• **Problem**:
Identify each line holding the string "name" and copy it.

[Stored records]
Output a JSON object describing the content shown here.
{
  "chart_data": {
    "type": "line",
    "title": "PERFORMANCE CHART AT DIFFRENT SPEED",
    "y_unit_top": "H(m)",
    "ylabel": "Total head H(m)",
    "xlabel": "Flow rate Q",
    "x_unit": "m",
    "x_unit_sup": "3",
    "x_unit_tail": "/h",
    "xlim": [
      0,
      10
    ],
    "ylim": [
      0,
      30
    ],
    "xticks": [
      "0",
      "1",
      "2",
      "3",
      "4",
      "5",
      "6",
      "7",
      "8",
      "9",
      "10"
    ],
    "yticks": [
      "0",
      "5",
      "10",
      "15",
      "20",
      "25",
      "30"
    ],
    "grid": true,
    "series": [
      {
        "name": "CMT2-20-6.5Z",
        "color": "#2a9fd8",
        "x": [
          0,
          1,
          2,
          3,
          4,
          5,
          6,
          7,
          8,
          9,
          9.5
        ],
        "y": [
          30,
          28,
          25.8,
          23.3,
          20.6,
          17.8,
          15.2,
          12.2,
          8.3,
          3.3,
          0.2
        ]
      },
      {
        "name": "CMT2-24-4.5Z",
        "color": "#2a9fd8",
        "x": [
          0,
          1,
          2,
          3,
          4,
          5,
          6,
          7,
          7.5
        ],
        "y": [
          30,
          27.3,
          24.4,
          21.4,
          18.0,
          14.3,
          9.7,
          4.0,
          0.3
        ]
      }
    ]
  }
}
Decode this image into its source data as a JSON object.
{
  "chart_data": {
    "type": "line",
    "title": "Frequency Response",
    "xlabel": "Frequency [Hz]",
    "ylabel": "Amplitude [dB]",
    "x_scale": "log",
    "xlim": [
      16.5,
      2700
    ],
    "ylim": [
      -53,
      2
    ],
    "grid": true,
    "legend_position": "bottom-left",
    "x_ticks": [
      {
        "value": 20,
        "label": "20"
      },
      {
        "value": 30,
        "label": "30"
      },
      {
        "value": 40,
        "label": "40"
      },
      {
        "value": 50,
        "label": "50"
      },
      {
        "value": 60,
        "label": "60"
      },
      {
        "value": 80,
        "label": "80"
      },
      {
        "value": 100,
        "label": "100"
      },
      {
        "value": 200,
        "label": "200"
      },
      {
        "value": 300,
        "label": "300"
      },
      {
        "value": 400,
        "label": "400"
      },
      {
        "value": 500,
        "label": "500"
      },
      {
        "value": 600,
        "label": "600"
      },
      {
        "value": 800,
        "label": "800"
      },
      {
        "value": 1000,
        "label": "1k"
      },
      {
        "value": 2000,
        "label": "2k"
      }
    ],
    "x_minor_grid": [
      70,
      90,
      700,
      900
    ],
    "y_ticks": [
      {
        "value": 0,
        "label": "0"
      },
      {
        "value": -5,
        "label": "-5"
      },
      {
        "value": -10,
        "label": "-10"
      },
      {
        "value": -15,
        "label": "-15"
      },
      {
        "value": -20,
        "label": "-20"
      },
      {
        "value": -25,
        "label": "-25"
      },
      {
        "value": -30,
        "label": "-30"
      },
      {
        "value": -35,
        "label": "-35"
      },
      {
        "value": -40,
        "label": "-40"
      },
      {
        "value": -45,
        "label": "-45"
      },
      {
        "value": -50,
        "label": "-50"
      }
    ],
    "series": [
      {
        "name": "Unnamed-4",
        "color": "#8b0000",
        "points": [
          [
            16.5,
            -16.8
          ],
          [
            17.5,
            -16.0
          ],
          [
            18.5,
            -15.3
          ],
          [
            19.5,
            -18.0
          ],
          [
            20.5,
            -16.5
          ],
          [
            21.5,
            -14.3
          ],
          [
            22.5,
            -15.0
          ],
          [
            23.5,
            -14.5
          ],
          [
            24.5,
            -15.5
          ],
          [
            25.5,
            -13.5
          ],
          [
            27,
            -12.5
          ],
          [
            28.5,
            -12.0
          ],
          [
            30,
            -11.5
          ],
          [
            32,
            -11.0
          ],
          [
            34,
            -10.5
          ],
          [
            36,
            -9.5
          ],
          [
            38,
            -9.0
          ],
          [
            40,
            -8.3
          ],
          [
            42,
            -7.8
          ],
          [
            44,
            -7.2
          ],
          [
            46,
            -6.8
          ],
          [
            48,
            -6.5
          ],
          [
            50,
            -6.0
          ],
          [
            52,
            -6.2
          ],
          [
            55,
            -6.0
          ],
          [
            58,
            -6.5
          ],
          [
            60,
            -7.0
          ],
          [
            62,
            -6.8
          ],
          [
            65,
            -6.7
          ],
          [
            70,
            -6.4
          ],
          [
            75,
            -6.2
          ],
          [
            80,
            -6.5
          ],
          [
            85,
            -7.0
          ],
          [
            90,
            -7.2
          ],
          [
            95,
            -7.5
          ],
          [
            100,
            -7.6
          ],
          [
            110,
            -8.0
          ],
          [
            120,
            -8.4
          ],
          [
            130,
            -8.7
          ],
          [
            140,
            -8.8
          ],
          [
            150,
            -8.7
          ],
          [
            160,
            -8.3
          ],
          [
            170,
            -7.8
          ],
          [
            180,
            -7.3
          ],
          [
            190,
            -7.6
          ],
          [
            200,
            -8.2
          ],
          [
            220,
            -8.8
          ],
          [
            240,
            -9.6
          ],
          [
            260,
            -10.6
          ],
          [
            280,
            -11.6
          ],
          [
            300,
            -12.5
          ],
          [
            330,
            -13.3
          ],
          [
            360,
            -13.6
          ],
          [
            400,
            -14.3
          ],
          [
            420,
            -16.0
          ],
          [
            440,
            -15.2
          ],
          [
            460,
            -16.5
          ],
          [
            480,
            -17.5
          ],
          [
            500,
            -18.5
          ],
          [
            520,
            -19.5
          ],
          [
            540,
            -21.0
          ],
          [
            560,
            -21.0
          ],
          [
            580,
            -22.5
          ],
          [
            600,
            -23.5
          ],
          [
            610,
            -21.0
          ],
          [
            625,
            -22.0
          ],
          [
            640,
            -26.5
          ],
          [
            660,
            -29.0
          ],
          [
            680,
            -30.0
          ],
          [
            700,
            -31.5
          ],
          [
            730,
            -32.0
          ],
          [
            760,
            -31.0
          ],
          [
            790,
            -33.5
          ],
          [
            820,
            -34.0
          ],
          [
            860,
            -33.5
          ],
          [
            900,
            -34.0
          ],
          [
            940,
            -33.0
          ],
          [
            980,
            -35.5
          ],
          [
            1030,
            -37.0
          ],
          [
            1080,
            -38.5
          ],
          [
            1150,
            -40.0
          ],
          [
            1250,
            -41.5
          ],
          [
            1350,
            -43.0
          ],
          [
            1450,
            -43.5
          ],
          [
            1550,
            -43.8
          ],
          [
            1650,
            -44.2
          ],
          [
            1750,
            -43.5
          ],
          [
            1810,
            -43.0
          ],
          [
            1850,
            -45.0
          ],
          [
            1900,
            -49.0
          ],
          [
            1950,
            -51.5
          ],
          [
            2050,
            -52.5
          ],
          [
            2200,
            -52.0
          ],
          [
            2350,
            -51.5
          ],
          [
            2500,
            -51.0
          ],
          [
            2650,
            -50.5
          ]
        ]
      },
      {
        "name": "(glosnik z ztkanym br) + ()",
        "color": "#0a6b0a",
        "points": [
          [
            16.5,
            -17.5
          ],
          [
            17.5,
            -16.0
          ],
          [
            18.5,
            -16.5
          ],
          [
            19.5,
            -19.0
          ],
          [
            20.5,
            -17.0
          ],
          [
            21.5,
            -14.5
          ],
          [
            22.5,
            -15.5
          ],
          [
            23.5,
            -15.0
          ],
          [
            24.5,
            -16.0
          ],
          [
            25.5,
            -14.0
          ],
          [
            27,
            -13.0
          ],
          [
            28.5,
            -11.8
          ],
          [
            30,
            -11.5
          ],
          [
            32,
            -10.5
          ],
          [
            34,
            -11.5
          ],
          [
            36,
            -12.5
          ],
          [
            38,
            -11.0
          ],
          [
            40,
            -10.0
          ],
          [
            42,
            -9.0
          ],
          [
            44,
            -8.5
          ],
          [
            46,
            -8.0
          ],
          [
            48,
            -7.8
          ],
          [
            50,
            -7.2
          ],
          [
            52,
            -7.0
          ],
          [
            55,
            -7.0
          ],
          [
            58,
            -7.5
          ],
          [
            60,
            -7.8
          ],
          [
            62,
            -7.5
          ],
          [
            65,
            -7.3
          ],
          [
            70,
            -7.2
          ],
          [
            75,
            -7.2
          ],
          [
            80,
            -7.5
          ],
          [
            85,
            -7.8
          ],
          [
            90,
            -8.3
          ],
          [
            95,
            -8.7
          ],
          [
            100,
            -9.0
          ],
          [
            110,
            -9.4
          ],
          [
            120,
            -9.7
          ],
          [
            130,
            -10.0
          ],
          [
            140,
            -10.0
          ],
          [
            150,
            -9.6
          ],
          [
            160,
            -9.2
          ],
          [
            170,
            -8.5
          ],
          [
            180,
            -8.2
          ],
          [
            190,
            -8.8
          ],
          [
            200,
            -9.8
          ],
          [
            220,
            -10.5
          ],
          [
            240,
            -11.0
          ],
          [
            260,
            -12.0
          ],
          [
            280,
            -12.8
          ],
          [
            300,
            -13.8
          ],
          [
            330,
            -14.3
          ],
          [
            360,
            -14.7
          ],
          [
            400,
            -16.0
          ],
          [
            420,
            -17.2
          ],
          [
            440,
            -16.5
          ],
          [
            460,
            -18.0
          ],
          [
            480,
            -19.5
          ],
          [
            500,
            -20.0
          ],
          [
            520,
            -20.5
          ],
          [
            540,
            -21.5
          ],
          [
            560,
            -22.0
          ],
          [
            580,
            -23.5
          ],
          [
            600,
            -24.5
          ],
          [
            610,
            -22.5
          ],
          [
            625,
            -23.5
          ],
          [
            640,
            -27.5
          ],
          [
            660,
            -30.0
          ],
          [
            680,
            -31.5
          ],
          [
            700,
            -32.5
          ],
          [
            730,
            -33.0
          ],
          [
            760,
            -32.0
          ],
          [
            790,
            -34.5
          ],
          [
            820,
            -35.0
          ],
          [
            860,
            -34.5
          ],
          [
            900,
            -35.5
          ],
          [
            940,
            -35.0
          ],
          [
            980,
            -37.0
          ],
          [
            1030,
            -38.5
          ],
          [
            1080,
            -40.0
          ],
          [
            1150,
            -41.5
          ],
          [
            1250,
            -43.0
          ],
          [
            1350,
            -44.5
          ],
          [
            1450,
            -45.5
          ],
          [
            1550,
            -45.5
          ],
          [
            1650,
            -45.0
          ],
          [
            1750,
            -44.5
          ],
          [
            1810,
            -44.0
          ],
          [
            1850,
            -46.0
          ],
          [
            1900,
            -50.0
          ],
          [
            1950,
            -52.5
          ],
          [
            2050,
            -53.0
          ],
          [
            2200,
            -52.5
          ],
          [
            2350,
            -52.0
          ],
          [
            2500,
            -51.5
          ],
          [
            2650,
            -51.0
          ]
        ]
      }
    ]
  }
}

• **Full solution**:
        "name": "CMT2-20-6.5Z",
        "name": "CMT2-24-4.5Z",
        "name": "Unnamed-4",
        "name": "(glosnik z ztkanym br) + ()",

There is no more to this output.